■ **TASK REQUIREMENTS**
Identify all lines in the listing that include the word "https", and copy them out.
——————
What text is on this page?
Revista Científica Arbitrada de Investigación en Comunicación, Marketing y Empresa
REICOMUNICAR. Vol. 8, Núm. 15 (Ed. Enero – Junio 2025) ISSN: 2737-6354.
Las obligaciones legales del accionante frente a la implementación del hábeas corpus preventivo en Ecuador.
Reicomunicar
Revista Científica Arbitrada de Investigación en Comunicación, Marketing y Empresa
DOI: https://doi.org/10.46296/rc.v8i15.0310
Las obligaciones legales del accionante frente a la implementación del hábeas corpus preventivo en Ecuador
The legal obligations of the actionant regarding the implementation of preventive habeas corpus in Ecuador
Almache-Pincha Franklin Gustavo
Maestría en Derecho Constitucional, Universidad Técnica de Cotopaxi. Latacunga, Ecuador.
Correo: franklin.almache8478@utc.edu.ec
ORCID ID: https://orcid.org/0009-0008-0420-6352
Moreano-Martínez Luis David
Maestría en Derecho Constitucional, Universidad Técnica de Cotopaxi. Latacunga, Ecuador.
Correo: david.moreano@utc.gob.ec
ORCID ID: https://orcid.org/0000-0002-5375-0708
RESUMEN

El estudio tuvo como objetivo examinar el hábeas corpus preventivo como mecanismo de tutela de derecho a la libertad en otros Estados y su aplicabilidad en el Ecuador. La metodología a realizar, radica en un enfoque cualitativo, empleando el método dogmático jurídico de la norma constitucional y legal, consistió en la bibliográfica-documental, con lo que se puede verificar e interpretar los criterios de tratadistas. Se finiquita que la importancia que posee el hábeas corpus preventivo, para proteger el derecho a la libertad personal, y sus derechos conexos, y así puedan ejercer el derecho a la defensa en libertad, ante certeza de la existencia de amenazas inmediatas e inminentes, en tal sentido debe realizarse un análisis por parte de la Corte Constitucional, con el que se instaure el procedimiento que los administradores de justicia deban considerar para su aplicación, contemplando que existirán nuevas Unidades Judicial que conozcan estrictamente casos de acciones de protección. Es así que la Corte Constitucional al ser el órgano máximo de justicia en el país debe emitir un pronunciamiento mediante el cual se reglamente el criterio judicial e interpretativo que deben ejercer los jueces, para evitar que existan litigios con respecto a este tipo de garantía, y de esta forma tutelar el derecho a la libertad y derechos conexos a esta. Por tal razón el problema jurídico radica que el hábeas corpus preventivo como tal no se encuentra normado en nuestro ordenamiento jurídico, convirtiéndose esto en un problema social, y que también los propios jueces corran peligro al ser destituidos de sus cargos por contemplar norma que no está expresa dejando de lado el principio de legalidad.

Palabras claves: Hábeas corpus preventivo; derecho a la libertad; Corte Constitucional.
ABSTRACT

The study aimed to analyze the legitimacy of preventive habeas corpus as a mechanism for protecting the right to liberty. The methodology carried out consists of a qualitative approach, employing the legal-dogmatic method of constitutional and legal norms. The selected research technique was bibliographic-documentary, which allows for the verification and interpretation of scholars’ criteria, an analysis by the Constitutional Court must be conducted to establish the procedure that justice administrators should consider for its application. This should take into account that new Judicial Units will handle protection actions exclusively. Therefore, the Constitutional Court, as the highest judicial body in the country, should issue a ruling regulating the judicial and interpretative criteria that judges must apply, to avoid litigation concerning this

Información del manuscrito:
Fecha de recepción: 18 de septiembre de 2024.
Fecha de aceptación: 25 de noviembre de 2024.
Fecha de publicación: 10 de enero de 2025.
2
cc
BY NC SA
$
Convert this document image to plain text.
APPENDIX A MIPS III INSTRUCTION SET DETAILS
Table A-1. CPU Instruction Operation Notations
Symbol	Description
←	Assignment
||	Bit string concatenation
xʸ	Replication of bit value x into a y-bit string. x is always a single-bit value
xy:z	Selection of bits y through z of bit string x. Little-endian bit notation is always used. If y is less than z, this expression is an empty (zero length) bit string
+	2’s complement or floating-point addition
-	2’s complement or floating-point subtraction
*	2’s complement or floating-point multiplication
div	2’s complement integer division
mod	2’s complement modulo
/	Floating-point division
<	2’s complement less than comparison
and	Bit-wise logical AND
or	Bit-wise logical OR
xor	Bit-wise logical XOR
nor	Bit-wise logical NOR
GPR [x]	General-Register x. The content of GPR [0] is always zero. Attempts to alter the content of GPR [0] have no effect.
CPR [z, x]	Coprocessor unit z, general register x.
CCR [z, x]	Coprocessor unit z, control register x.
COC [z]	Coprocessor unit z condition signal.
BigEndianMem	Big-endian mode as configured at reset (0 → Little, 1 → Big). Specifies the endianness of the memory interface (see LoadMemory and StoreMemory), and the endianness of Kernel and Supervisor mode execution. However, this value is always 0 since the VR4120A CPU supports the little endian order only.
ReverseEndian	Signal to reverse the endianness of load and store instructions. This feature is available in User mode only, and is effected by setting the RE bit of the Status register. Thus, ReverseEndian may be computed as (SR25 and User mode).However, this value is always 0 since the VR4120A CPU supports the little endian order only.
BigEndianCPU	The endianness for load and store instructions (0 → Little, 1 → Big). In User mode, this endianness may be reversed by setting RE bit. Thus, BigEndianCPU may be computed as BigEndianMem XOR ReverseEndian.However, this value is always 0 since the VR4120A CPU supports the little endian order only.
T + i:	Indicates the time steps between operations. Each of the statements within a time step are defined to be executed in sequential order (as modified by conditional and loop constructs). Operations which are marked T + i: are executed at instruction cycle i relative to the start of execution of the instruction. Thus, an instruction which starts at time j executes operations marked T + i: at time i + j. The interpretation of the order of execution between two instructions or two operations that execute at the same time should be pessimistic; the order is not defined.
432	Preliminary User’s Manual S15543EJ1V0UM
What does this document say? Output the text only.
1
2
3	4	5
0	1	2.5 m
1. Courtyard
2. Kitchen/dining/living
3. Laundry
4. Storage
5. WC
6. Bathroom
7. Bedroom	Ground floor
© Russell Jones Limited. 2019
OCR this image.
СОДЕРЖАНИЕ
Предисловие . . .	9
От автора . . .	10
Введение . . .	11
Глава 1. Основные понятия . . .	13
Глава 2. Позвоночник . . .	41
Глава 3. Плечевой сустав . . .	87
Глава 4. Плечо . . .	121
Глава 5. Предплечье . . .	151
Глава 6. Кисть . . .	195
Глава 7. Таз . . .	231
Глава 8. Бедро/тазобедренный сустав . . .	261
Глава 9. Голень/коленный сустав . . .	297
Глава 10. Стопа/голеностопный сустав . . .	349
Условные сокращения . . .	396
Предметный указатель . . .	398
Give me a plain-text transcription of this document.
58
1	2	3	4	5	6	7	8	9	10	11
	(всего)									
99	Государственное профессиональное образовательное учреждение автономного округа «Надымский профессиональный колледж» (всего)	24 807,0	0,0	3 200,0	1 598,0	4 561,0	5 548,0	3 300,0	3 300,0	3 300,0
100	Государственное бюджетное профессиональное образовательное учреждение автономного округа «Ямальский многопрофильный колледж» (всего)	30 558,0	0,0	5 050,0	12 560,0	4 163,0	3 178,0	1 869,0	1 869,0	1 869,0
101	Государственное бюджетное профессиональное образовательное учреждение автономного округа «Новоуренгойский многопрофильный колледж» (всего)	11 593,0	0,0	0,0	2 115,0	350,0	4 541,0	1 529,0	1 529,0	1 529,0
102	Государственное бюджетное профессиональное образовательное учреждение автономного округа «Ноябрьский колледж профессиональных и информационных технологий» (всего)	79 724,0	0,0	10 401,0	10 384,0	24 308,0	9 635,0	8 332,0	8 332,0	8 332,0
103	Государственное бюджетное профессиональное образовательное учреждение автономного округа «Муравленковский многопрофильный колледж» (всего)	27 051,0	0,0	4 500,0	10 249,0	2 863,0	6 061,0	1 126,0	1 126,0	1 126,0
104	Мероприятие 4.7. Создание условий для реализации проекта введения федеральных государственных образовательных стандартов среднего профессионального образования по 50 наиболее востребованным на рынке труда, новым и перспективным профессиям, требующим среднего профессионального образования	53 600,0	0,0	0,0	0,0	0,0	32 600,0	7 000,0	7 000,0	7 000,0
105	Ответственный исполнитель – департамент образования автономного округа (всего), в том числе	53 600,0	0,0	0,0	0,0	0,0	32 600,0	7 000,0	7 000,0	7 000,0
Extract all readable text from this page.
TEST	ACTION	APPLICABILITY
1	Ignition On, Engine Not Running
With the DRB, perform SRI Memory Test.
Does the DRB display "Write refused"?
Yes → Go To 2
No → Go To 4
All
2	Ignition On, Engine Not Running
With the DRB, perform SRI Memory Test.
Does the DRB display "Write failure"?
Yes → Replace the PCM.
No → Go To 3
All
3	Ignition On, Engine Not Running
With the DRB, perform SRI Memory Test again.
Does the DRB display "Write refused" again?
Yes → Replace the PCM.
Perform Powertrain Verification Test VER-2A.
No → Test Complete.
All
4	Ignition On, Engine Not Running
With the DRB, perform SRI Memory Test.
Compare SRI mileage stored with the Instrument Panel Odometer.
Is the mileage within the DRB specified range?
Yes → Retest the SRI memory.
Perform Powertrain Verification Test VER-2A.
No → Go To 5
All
——————
■ **SOLUTION TO THE PROBLEM**
DOI: https://doi.org/10.46296/rc.v8i15.0310
ORCID ID: https://orcid.org/0009-0008-0420-6352
ORCID ID: https://orcid.org/0000-0002-5375-0708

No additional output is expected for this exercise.